#### Exercise
Can you copy out every one of the items below, character for character and line for line?

#### Provided entries

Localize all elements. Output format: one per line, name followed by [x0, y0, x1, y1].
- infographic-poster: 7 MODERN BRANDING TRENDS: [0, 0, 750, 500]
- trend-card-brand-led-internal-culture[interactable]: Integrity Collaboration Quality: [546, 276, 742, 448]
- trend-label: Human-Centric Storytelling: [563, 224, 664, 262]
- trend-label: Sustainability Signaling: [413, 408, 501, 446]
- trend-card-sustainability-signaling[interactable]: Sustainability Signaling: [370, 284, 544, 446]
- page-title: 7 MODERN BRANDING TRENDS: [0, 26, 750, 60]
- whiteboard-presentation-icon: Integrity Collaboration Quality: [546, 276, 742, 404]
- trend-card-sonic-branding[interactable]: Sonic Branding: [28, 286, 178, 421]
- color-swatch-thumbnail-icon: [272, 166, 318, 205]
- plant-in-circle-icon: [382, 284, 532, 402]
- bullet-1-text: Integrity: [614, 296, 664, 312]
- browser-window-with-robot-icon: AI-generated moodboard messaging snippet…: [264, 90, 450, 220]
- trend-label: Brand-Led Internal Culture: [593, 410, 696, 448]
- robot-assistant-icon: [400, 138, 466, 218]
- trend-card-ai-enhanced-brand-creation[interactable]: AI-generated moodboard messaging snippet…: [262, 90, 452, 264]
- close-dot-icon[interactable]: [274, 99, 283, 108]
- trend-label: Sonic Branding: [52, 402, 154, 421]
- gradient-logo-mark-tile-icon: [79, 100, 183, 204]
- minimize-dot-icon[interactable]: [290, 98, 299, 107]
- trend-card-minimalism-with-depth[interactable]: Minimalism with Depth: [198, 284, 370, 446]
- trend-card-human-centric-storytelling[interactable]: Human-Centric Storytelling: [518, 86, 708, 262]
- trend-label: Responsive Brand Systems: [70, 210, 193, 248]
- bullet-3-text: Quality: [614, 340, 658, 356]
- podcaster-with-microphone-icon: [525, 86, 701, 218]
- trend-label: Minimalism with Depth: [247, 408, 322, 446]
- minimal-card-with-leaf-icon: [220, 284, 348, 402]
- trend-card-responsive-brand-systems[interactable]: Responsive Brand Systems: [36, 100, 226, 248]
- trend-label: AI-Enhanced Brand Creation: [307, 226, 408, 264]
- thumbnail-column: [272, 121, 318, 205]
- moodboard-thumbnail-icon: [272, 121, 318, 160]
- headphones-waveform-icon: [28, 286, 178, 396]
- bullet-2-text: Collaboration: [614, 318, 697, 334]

#### Answer in full
Localize all elements. Output format: one per line, name followed by [x0, y0, x1, y1].
- infographic-poster: 7 MODERN BRANDING TRENDS: [0, 0, 750, 500]
- trend-card-brand-led-internal-culture[interactable]: Integrity Collaboration Quality: [546, 276, 742, 448]
- trend-label: Human-Centric Storytelling: [563, 224, 664, 262]
- trend-label: Sustainability Signaling: [413, 408, 501, 446]
- trend-card-sustainability-signaling[interactable]: Sustainability Signaling: [370, 284, 544, 446]
- page-title: 7 MODERN BRANDING TRENDS: [0, 26, 750, 60]
- whiteboard-presentation-icon: Integrity Collaboration Quality: [546, 276, 742, 404]
- trend-card-sonic-branding[interactable]: Sonic Branding: [28, 286, 178, 421]
- color-swatch-thumbnail-icon: [272, 166, 318, 205]
- plant-in-circle-icon: [382, 284, 532, 402]
- bullet-1-text: Integrity: [614, 296, 664, 312]
- browser-window-with-robot-icon: AI-generated moodboard messaging snippet…: [264, 90, 450, 220]
- trend-label: Brand-Led Internal Culture: [593, 410, 696, 448]
- robot-assistant-icon: [400, 138, 466, 218]
- trend-card-ai-enhanced-brand-creation[interactable]: AI-generated moodboard messaging snippet…: [262, 90, 452, 264]
- close-dot-icon[interactable]: [274, 99, 283, 108]
- trend-label: Sonic Branding: [52, 402, 154, 421]
- gradient-logo-mark-tile-icon: [79, 100, 183, 204]
- minimize-dot-icon[interactable]: [290, 98, 299, 107]
- trend-card-minimalism-with-depth[interactable]: Minimalism with Depth: [198, 284, 370, 446]
- trend-card-human-centric-storytelling[interactable]: Human-Centric Storytelling: [518, 86, 708, 262]
- trend-label: Responsive Brand Systems: [70, 210, 193, 248]
- bullet-3-text: Quality: [614, 340, 658, 356]
- podcaster-with-microphone-icon: [525, 86, 701, 218]
- trend-label: Minimalism with Depth: [247, 408, 322, 446]
- minimal-card-with-leaf-icon: [220, 284, 348, 402]
- trend-card-responsive-brand-systems[interactable]: Responsive Brand Systems: [36, 100, 226, 248]
- trend-label: AI-Enhanced Brand Creation: [307, 226, 408, 264]
- thumbnail-column: [272, 121, 318, 205]
- moodboard-thumbnail-icon: [272, 121, 318, 160]
- headphones-waveform-icon: [28, 286, 178, 396]
- bullet-2-text: Collaboration: [614, 318, 697, 334]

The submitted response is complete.